• **TASK**: Retype the complete listing exactly as it appears.

Structured figure records:
— Start —

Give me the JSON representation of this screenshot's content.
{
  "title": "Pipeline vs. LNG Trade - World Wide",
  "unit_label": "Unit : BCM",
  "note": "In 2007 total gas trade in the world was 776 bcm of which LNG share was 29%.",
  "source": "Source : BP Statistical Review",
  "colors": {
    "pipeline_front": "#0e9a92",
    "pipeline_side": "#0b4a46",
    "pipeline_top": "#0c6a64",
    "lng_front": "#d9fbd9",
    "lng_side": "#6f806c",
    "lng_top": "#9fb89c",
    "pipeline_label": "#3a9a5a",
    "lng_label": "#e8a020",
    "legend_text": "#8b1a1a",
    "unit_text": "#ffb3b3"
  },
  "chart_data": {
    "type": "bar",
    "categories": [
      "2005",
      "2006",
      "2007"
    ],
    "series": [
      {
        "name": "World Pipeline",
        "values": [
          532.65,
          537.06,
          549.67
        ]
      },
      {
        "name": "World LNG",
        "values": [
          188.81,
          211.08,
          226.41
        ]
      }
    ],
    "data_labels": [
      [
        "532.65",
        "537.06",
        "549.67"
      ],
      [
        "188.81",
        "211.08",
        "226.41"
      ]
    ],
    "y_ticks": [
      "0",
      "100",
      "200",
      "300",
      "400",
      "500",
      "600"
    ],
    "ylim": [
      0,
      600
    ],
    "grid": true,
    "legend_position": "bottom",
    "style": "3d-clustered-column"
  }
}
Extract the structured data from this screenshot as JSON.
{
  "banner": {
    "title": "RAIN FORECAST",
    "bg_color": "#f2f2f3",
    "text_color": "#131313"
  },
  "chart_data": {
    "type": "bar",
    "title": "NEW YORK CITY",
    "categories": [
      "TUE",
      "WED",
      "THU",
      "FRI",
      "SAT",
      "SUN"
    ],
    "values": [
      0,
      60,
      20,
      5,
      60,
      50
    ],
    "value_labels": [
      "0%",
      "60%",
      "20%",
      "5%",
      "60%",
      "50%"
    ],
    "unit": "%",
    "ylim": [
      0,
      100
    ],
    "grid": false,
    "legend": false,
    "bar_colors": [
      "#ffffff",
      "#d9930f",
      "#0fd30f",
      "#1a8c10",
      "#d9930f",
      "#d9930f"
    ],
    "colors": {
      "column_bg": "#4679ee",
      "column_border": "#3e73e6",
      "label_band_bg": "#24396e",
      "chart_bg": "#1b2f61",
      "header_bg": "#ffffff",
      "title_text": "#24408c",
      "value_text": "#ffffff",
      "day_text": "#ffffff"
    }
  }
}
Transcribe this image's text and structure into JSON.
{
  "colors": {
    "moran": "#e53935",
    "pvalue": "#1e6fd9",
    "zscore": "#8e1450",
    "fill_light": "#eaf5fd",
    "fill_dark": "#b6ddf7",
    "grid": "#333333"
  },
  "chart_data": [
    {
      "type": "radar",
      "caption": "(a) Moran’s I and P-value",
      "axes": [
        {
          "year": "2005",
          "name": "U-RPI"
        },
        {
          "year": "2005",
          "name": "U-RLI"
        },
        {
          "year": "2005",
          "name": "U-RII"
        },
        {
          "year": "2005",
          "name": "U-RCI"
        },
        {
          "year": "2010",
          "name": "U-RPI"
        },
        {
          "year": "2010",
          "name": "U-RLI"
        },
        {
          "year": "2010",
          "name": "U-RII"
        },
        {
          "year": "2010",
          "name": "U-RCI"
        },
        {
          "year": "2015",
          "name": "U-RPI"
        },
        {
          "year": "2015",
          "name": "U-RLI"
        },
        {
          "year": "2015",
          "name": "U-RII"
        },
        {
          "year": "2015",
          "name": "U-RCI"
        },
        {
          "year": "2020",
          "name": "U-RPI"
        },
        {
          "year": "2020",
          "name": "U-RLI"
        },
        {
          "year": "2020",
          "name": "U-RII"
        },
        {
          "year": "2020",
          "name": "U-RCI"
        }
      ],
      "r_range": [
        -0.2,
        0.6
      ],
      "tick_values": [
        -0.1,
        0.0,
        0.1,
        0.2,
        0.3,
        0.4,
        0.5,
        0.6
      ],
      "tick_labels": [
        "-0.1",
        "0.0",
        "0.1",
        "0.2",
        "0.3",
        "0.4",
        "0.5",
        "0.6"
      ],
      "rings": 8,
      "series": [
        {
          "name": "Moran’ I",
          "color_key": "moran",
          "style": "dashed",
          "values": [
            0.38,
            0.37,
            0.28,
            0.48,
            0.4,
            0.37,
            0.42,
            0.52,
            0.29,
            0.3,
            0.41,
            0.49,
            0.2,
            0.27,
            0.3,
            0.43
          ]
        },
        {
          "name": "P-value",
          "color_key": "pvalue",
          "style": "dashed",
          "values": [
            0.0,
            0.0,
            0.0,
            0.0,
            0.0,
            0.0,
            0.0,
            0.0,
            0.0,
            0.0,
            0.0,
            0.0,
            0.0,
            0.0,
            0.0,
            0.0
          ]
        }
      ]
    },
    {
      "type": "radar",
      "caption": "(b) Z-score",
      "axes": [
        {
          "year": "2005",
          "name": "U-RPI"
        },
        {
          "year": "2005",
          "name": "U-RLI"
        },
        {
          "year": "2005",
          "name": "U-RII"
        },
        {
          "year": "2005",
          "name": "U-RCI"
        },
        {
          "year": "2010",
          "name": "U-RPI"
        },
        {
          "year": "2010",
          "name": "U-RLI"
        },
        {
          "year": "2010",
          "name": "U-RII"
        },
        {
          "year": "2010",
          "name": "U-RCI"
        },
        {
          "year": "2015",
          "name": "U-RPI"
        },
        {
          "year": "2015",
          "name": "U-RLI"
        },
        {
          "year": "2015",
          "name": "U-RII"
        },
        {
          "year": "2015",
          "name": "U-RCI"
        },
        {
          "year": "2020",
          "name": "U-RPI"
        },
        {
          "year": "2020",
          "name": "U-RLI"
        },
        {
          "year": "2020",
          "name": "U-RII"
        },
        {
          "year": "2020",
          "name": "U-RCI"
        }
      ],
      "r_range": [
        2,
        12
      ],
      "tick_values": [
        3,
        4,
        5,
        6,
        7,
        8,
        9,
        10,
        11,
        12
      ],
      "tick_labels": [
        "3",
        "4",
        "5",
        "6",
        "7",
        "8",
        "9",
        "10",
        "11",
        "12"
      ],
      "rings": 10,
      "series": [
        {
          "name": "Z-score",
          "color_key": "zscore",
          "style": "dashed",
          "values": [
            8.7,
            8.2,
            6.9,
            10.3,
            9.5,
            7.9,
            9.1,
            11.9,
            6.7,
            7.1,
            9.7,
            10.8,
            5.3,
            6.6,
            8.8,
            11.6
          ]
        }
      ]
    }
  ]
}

— End —

• **WRITTEN SOLUTION**:
Give me the JSON representation of this screenshot's content.
{
  "title": "Pipeline vs. LNG Trade - World Wide",
  "unit_label": "Unit : BCM",
  "note": "In 2007 total gas trade in the world was 776 bcm of which LNG share was 29%.",
  "source": "Source : BP Statistical Review",
  "colors": {
    "pipeline_front": "#0e9a92",
    "pipeline_side": "#0b4a46",
    "pipeline_top": "#0c6a64",
    "lng_front": "#d9fbd9",
    "lng_side": "#6f806c",
    "lng_top": "#9fb89c",
    "pipeline_label": "#3a9a5a",
    "lng_label": "#e8a020",
    "legend_text": "#8b1a1a",
    "unit_text": "#ffb3b3"
  },
  "chart_data": {
    "type": "bar",
    "categories": [
      "2005",
      "2006",
      "2007"
    ],
    "series": [
      {
        "name": "World Pipeline",
        "values": [
          532.65,
          537.06,
          549.67
        ]
      },
      {
        "name": "World LNG",
        "values": [
          188.81,
          211.08,
          226.41
        ]
      }
    ],
    "data_labels": [
      [
        "532.65",
        "537.06",
        "549.67"
      ],
      [
        "188.81",
        "211.08",
        "226.41"
      ]
    ],
    "y_ticks": [
      "0",
      "100",
      "200",
      "300",
      "400",
      "500",
      "600"
    ],
    "ylim": [
      0,
      600
    ],
    "grid": true,
    "legend_position": "bottom",
    "style": "3d-clustered-column"
  }
}
Extract the structured data from this screenshot as JSON.
{
  "banner": {
    "title": "RAIN FORECAST",
    "bg_color": "#f2f2f3",
    "text_color": "#131313"
  },
  "chart_data": {
    "type": "bar",
    "title": "NEW YORK CITY",
    "categories": [
      "TUE",
      "WED",
      "THU",
      "FRI",
      "SAT",
      "SUN"
    ],
    "values": [
      0,
      60,
      20,
      5,
      60,
      50
    ],
    "value_labels": [
      "0%",
      "60%",
      "20%",
      "5%",
      "60%",
      "50%"
    ],
    "unit": "%",
    "ylim": [
      0,
      100
    ],
    "grid": false,
    "legend": false,
    "bar_colors": [
      "#ffffff",
      "#d9930f",
      "#0fd30f",
      "#1a8c10",
      "#d9930f",
      "#d9930f"
    ],
    "colors": {
      "column_bg": "#4679ee",
      "column_border": "#3e73e6",
      "label_band_bg": "#24396e",
      "chart_bg": "#1b2f61",
      "header_bg": "#ffffff",
      "title_text": "#24408c",
      "value_text": "#ffffff",
      "day_text": "#ffffff"
    }
  }
}
Transcribe this image's text and structure into JSON.
{
  "colors": {
    "moran": "#e53935",
    "pvalue": "#1e6fd9",
    "zscore": "#8e1450",
    "fill_light": "#eaf5fd",
    "fill_dark": "#b6ddf7",
    "grid": "#333333"
  },
  "chart_data": [
    {
      "type": "radar",
      "caption": "(a) Moran’s I and P-value",
      "axes": [
        {
          "year": "2005",
          "name": "U-RPI"
        },
        {
          "year": "2005",
          "name": "U-RLI"
        },
        {
          "year": "2005",
          "name": "U-RII"
        },
        {
          "year": "2005",
          "name": "U-RCI"
        },
        {
          "year": "2010",
          "name": "U-RPI"
        },
        {
          "year": "2010",
          "name": "U-RLI"
        },
        {
          "year": "2010",
          "name": "U-RII"
        },
        {
          "year": "2010",
          "name": "U-RCI"
        },
        {
          "year": "2015",
          "name": "U-RPI"
        },
        {
          "year": "2015",
          "name": "U-RLI"
        },
        {
          "year": "2015",
          "name": "U-RII"
        },
        {
          "year": "2015",
          "name": "U-RCI"
        },
        {
          "year": "2020",
          "name": "U-RPI"
        },
        {
          "year": "2020",
          "name": "U-RLI"
        },
        {
          "year": "2020",
          "name": "U-RII"
        },
        {
          "year": "2020",
          "name": "U-RCI"
        }
      ],
      "r_range": [
        -0.2,
        0.6
      ],
      "tick_values": [
        -0.1,
        0.0,
        0.1,
        0.2,
        0.3,
        0.4,
        0.5,
        0.6
      ],
      "tick_labels": [
        "-0.1",
        "0.0",
        "0.1",
        "0.2",
        "0.3",
        "0.4",
        "0.5",
        "0.6"
      ],
      "rings": 8,
      "series": [
        {
          "name": "Moran’ I",
          "color_key": "moran",
          "style": "dashed",
          "values": [
            0.38,
            0.37,
            0.28,
            0.48,
            0.4,
            0.37,
            0.42,
            0.52,
            0.29,
            0.3,
            0.41,
            0.49,
            0.2,
            0.27,
            0.3,
            0.43
          ]
        },
        {
          "name": "P-value",
          "color_key": "pvalue",
          "style": "dashed",
          "values": [
            0.0,
            0.0,
            0.0,
            0.0,
            0.0,
            0.0,
            0.0,
            0.0,
            0.0,
            0.0,
            0.0,
            0.0,
            0.0,
            0.0,
            0.0,
            0.0
          ]
        }
      ]
    },
    {
      "type": "radar",
      "caption": "(b) Z-score",
      "axes": [
        {
          "year": "2005",
          "name": "U-RPI"
        },
        {
          "year": "2005",
          "name": "U-RLI"
        },
        {
          "year": "2005",
          "name": "U-RII"
        },
        {
          "year": "2005",
          "name": "U-RCI"
        },
        {
          "year": "2010",
          "name": "U-RPI"
        },
        {
          "year": "2010",
          "name": "U-RLI"
        },
        {
          "year": "2010",
          "name": "U-RII"
        },
        {
          "year": "2010",
          "name": "U-RCI"
        },
        {
          "year": "2015",
          "name": "U-RPI"
        },
        {
          "year": "2015",
          "name": "U-RLI"
        },
        {
          "year": "2015",
          "name": "U-RII"
        },
        {
          "year": "2015",
          "name": "U-RCI"
        },
        {
          "year": "2020",
          "name": "U-RPI"
        },
        {
          "year": "2020",
          "name": "U-RLI"
        },
        {
          "year": "2020",
          "name": "U-RII"
        },
        {
          "year": "2020",
          "name": "U-RCI"
        }
      ],
      "r_range": [
        2,
        12
      ],
      "tick_values": [
        3,
        4,
        5,
        6,
        7,
        8,
        9,
        10,
        11,
        12
      ],
      "tick_labels": [
        "3",
        "4",
        "5",
        "6",
        "7",
        "8",
        "9",
        "10",
        "11",
        "12"
      ],
      "rings": 10,
      "series": [
        {
          "name": "Z-score",
          "color_key": "zscore",
          "style": "dashed",
          "values": [
            8.7,
            8.2,
            6.9,
            10.3,
            9.5,
            7.9,
            9.1,
            11.9,
            6.7,
            7.1,
            9.7,
            10.8,
            5.3,
            6.6,
            8.8,
            11.6
          ]
        }
      ]
    }
  ]
}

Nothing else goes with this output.